* Begin *
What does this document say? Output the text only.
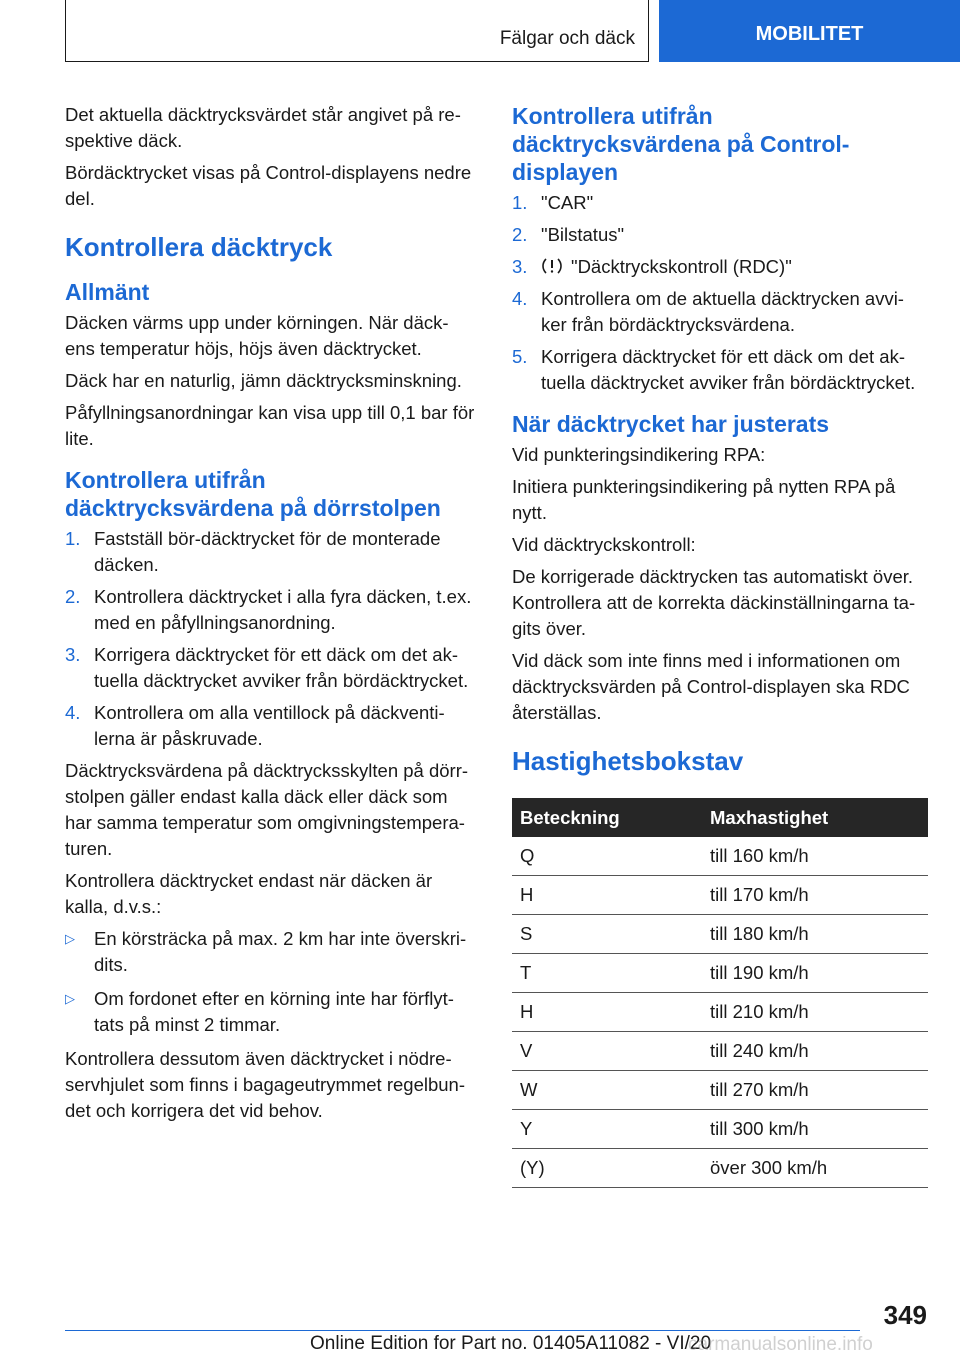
Fälgar och däck	MOBILITET

Det aktuella däcktrycksvärdet står angivet på re-spektive däck.

Bördäcktrycket visas på Control-displayens nedre del.

Kontrollera däcktryck
Allmänt

Däcken värms upp under körningen. När däck-ens temperatur höjs, höjs även däcktrycket.

Däck har en naturlig, jämn däcktrycksminskning.

Påfyllningsanordningar kan visa upp till 0,1 bar för lite.

Kontrollera utifrån däcktrycksvärdena på dörrstolpen
1. Fastställ bör-däcktrycket för de monterade däcken.
2. Kontrollera däcktrycket i alla fyra däcken, t.ex. med en påfyllningsanordning.
3. Korrigera däcktrycket för ett däck om det ak-tuella däcktrycket avviker från bördäcktrycket.
4. Kontrollera om alla ventillock på däckventi-lerna är påskruvade.

Däcktrycksvärdena på däcktrycksskylten på dörr-stolpen gäller endast kalla däck eller däck som har samma temperatur som omgivningstempera-turen.

Kontrollera däcktrycket endast när däcken är kalla, d.v.s.:

▷ En körsträcka på max. 2 km har inte överskri-dits.
▷ Om fordonet efter en körning inte har förflyt-tats på minst 2 timmar.

Kontrollera dessutom även däcktrycket i nödre-servhjulet som finns i bagageutrymmet regelbun-det och korrigera det vid behov.

Kontrollera utifrån däcktrycksvärdena på Control-displayen
1. "CAR"
2. "Bilstatus"
3. "Däcktryckskontroll (RDC)"
4. Kontrollera om de aktuella däcktrycken avvi-ker från bördäcktrycksvärdena.
5. Korrigera däcktrycket för ett däck om det ak-tuella däcktrycket avviker från bördäcktrycket.
När däcktrycket har justerats

Vid punkteringsindikering RPA:

Initiera punkteringsindikering på nytten RPA på nytt.

Vid däcktryckskontroll:

De korrigerade däcktrycken tas automatiskt över. Kontrollera att de korrekta däckinställningarna ta-gits över.

Vid däck som inte finns med i informationen om däcktrycksvärden på Control-displayen ska RDC återställas.

Hastighetsbokstav
Beteckning	Maxhastighet
Q	till 160 km/h
H	till 170 km/h
S	till 180 km/h
T	till 190 km/h
H	till 210 km/h
V	till 240 km/h
W	till 270 km/h
Y	till 300 km/h
(Y)	över 300 km/h
349
Online Edition for Part no. 01405A11082 - VI/20
carmanualsonline.info
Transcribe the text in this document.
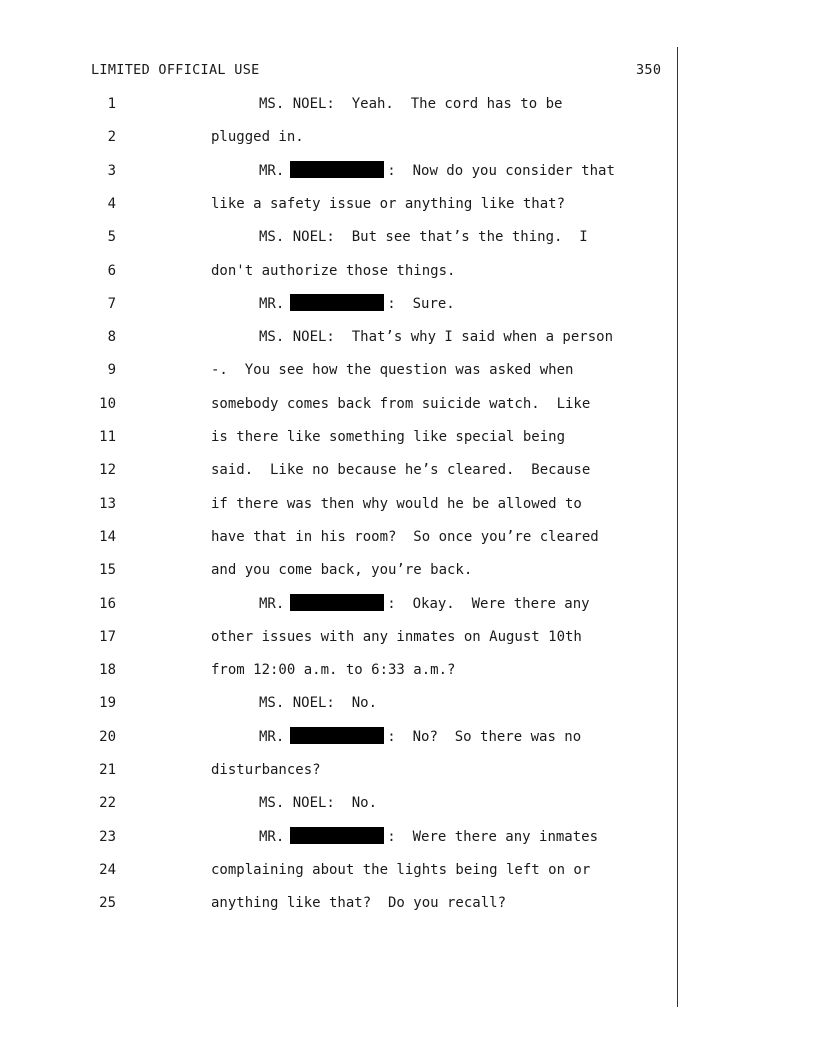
LIMITED OFFICIAL USE	350
1	MS. NOEL:  Yeah.  The cord has to be
2	plugged in.
3	MR.	:  Now do you consider that
4	like a safety issue or anything like that?
5	MS. NOEL:  But see that’s the thing.  I
6	don't authorize those things.
7	MR.	:  Sure.
8	MS. NOEL:  That’s why I said when a person
9	-.  You see how the question was asked when
10	somebody comes back from suicide watch.  Like
11	is there like something like special being
12	said.  Like no because he’s cleared.  Because
13	if there was then why would he be allowed to
14	have that in his room?  So once you’re cleared
15	and you come back, you’re back.
16	MR.	:  Okay.  Were there any
17	other issues with any inmates on August 10th
18	from 12:00 a.m. to 6:33 a.m.?
19	MS. NOEL:  No.
20	MR.	:  No?  So there was no
21	disturbances?
22	MS. NOEL:  No.
23	MR.	:  Were there any inmates
24	complaining about the lights being left on or
25	anything like that?  Do you recall?
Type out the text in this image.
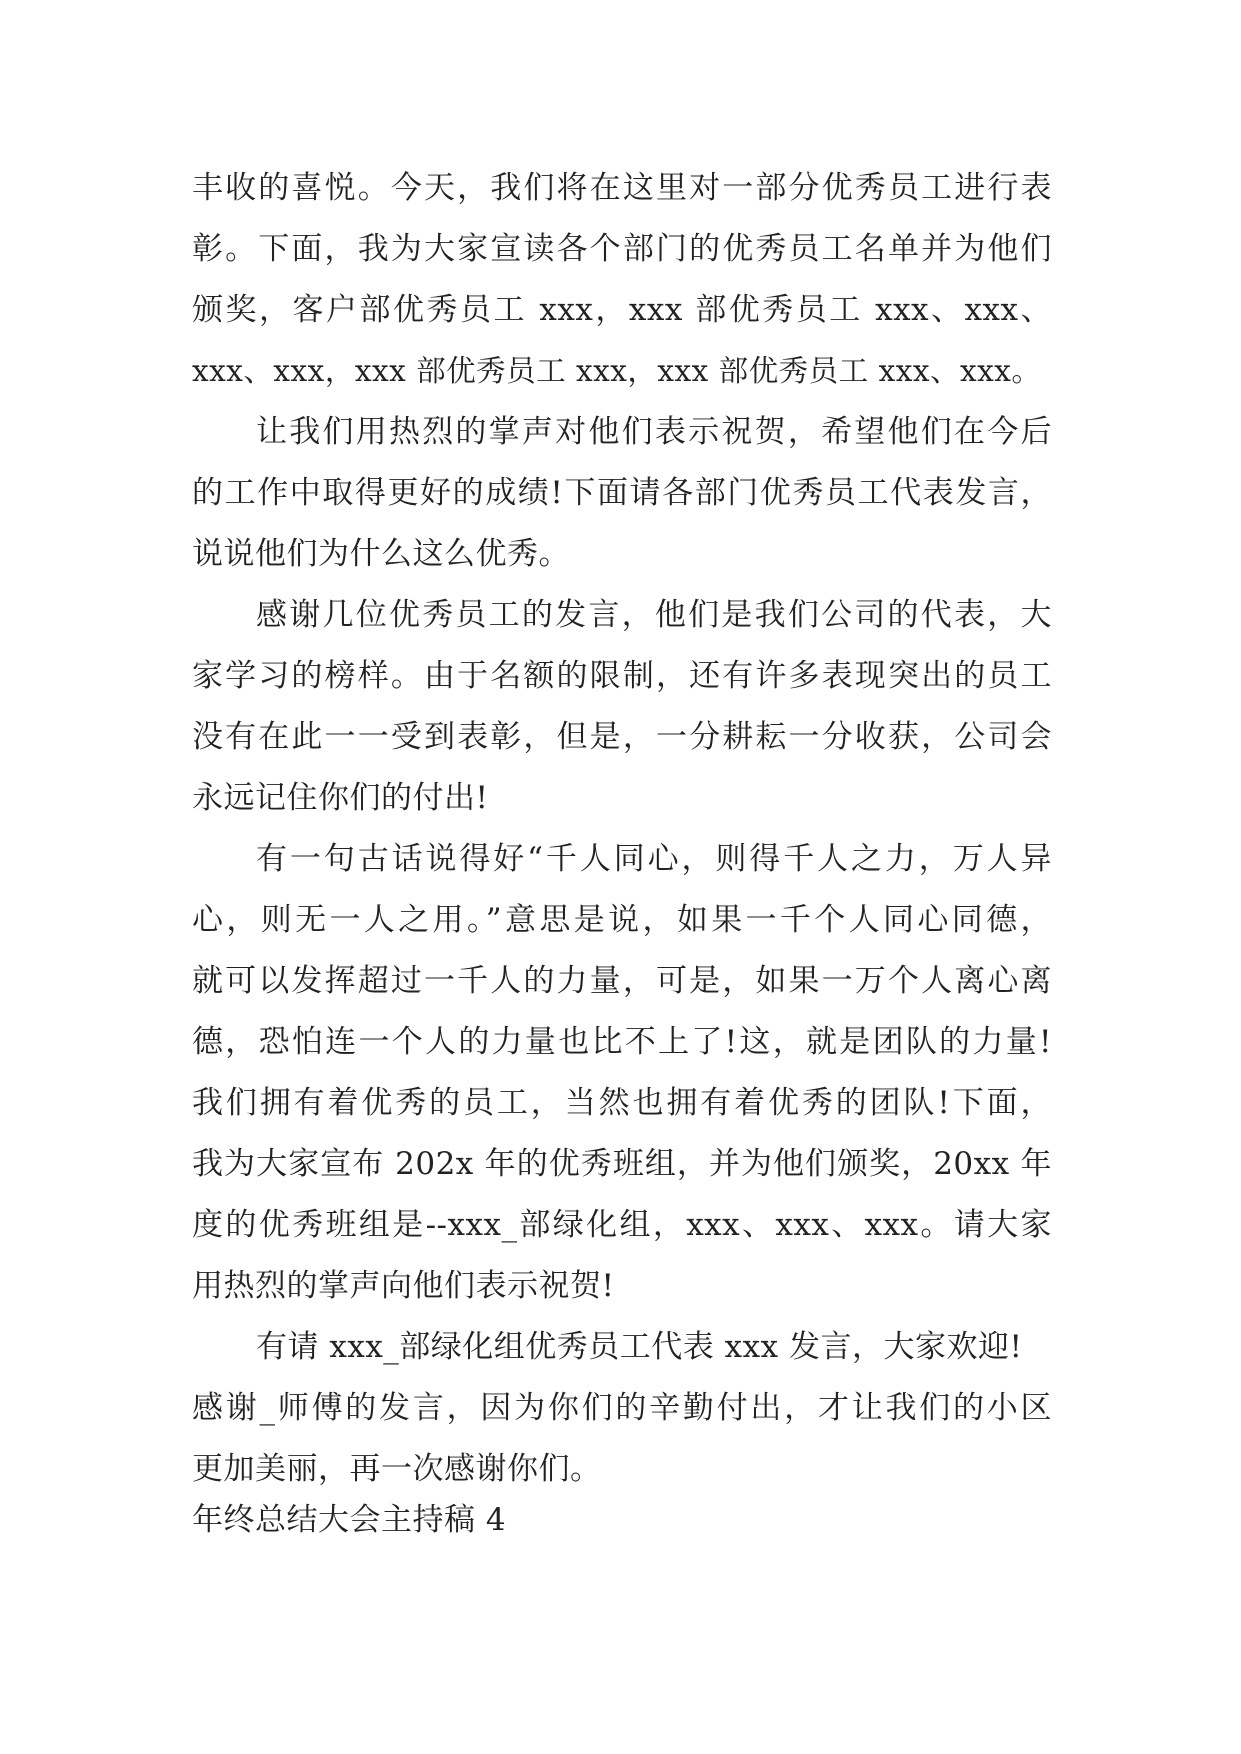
丰收的喜悦。今天，我们将在这里对一部分优秀员工进行表
彰。下面，我为大家宣读各个部门的优秀员工名单并为他们
颁奖，客户部优秀员工 xxx，xxx 部优秀员工 xxx、xxx、
xxx、xxx，xxx 部优秀员工 xxx，xxx 部优秀员工 xxx、xxx。
让我们用热烈的掌声对他们表示祝贺，希望他们在今后
的工作中取得更好的成绩!下面请各部门优秀员工代表发言，
说说他们为什么这么优秀。
感谢几位优秀员工的发言，他们是我们公司的代表，大
家学习的榜样。由于名额的限制，还有许多表现突出的员工
没有在此一一受到表彰，但是，一分耕耘一分收获，公司会
永远记住你们的付出!
有一句古话说得好“千人同心，则得千人之力，万人异
心，则无一人之用。”意思是说，如果一千个人同心同德，
就可以发挥超过一千人的力量，可是，如果一万个人离心离
德，恐怕连一个人的力量也比不上了!这，就是团队的力量!
我们拥有着优秀的员工，当然也拥有着优秀的团队!下面，
我为大家宣布 202x 年的优秀班组，并为他们颁奖，20xx 年
度的优秀班组是--xxx_部绿化组，xxx、xxx、xxx。请大家
用热烈的掌声向他们表示祝贺!
有请 xxx_部绿化组优秀员工代表 xxx 发言，大家欢迎!
感谢_师傅的发言，因为你们的辛勤付出，才让我们的小区
更加美丽，再一次感谢你们。
年终总结大会主持稿 4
* End *
- SET PROBLEM -
Copy each line containing the word "being" from the data.

- WRITTEN REPLY -
11	is there like something like special being
24	complaining about the lights being left on or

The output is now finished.